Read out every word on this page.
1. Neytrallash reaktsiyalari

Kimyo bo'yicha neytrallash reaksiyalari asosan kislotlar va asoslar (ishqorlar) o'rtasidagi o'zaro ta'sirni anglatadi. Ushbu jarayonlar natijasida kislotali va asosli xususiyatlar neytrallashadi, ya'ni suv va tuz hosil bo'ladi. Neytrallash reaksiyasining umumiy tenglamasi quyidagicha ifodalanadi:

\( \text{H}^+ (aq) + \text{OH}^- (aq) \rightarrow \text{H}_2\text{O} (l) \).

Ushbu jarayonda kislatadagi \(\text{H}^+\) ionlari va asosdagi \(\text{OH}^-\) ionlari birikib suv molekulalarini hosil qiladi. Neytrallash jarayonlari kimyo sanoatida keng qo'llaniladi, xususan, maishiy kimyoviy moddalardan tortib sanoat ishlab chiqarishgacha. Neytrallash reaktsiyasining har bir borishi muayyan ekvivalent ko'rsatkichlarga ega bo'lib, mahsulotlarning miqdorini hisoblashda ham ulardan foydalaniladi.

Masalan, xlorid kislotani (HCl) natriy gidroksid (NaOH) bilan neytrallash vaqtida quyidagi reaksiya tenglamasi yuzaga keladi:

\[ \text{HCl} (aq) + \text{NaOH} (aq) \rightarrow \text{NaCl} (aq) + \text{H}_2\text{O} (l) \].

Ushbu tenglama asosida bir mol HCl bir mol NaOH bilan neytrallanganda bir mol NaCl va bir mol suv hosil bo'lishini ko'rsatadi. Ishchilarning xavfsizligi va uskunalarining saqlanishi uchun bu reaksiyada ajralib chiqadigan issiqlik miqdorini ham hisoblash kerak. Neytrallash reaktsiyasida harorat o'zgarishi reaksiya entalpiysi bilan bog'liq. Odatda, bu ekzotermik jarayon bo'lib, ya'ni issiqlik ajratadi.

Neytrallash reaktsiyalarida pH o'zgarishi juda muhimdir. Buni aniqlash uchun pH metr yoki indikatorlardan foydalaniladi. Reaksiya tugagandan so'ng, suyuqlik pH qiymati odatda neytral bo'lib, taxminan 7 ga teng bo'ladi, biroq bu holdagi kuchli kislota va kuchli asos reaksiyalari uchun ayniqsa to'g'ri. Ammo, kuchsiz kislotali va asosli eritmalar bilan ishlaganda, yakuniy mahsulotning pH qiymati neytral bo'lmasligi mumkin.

::::

** EXERCISE INSTRUCTIONS **
Retype the data exactly as given.

** RESPONSE TO THE EXERCISE **
Read out every word on this page.
1. Neytrallash reaktsiyalari

Kimyo bo'yicha neytrallash reaksiyalari asosan kislotlar va asoslar (ishqorlar) o'rtasidagi o'zaro ta'sirni anglatadi. Ushbu jarayonlar natijasida kislotali va asosli xususiyatlar neytrallashadi, ya'ni suv va tuz hosil bo'ladi. Neytrallash reaksiyasining umumiy tenglamasi quyidagicha ifodalanadi:

\( \text{H}^+ (aq) + \text{OH}^- (aq) \rightarrow \text{H}_2\text{O} (l) \).

Ushbu jarayonda kislatadagi \(\text{H}^+\) ionlari va asosdagi \(\text{OH}^-\) ionlari birikib suv molekulalarini hosil qiladi. Neytrallash jarayonlari kimyo sanoatida keng qo'llaniladi, xususan, maishiy kimyoviy moddalardan tortib sanoat ishlab chiqarishgacha. Neytrallash reaktsiyasining har bir borishi muayyan ekvivalent ko'rsatkichlarga ega bo'lib, mahsulotlarning miqdorini hisoblashda ham ulardan foydalaniladi.

Masalan, xlorid kislotani (HCl) natriy gidroksid (NaOH) bilan neytrallash vaqtida quyidagi reaksiya tenglamasi yuzaga keladi:

\[ \text{HCl} (aq) + \text{NaOH} (aq) \rightarrow \text{NaCl} (aq) + \text{H}_2\text{O} (l) \].

Ushbu tenglama asosida bir mol HCl bir mol NaOH bilan neytrallanganda bir mol NaCl va bir mol suv hosil bo'lishini ko'rsatadi. Ishchilarning xavfsizligi va uskunalarining saqlanishi uchun bu reaksiyada ajralib chiqadigan issiqlik miqdorini ham hisoblash kerak. Neytrallash reaktsiyasida harorat o'zgarishi reaksiya entalpiysi bilan bog'liq. Odatda, bu ekzotermik jarayon bo'lib, ya'ni issiqlik ajratadi.

Neytrallash reaktsiyalarida pH o'zgarishi juda muhimdir. Buni aniqlash uchun pH metr yoki indikatorlardan foydalaniladi. Reaksiya tugagandan so'ng, suyuqlik pH qiymati odatda neytral bo'lib, taxminan 7 ga teng bo'ladi, biroq bu holdagi kuchli kislota va kuchli asos reaksiyalari uchun ayniqsa to'g'ri. Ammo, kuchsiz kislotali va asosli eritmalar bilan ishlaganda, yakuniy mahsulotning pH qiymati neytral bo'lmasligi mumkin.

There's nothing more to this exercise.